▸ **DESCRIPTION OF THE TASK**:
Give the number of lines in this listing that contain the word "Access", and nothing else.

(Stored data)
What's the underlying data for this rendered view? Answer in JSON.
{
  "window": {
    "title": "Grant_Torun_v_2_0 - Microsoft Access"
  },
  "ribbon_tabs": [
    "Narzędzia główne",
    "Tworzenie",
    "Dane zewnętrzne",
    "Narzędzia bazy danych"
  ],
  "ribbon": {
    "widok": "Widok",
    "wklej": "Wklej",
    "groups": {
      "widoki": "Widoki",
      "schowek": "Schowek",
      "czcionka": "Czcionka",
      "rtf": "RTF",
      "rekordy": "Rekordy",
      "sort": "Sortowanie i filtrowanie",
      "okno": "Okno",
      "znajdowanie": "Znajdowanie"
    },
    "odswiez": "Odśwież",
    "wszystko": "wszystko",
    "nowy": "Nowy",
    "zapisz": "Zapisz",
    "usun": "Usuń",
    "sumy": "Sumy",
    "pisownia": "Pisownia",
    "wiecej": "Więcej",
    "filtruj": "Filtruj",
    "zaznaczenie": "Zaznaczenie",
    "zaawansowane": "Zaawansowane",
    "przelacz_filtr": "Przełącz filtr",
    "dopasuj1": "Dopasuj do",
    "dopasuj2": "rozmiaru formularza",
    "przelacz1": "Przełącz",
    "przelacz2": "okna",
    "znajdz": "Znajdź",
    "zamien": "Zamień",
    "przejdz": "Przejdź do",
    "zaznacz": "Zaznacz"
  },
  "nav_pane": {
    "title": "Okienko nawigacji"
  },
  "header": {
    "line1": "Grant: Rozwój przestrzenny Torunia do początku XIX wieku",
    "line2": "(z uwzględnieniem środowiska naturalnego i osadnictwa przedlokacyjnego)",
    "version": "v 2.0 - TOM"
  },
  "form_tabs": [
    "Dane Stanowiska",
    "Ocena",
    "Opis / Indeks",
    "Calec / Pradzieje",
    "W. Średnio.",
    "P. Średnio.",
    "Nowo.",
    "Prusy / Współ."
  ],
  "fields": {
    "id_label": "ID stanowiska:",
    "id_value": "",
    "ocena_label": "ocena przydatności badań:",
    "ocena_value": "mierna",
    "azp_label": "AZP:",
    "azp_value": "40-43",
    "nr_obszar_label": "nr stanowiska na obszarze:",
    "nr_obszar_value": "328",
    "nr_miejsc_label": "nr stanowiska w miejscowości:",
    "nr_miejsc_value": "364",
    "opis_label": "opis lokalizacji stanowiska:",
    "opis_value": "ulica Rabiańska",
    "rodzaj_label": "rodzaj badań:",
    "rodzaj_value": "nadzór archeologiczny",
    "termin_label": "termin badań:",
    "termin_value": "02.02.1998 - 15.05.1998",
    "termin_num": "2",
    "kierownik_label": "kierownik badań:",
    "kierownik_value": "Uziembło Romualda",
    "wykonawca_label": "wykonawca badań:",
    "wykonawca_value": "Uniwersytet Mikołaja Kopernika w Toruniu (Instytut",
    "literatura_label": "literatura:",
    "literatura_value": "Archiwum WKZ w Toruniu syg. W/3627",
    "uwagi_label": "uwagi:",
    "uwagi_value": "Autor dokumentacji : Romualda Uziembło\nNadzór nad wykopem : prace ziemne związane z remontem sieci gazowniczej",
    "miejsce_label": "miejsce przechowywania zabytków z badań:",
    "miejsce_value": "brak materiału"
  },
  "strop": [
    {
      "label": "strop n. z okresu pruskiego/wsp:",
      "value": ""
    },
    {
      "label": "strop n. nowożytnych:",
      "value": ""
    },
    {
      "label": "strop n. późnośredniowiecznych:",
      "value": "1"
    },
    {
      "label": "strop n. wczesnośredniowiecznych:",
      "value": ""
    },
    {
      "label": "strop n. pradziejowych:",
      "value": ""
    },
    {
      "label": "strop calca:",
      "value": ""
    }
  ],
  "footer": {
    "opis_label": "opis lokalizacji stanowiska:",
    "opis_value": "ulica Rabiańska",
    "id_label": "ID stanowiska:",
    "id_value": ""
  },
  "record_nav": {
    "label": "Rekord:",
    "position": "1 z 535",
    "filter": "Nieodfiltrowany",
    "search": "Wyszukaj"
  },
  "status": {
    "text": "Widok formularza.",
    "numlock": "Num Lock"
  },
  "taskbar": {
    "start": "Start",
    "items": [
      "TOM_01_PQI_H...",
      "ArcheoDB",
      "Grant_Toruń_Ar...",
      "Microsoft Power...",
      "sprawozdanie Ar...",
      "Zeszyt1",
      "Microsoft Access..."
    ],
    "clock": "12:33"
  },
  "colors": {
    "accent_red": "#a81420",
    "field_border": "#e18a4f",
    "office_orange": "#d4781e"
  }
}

▸ **SOLUTION TO THIS EXERCISE**:
2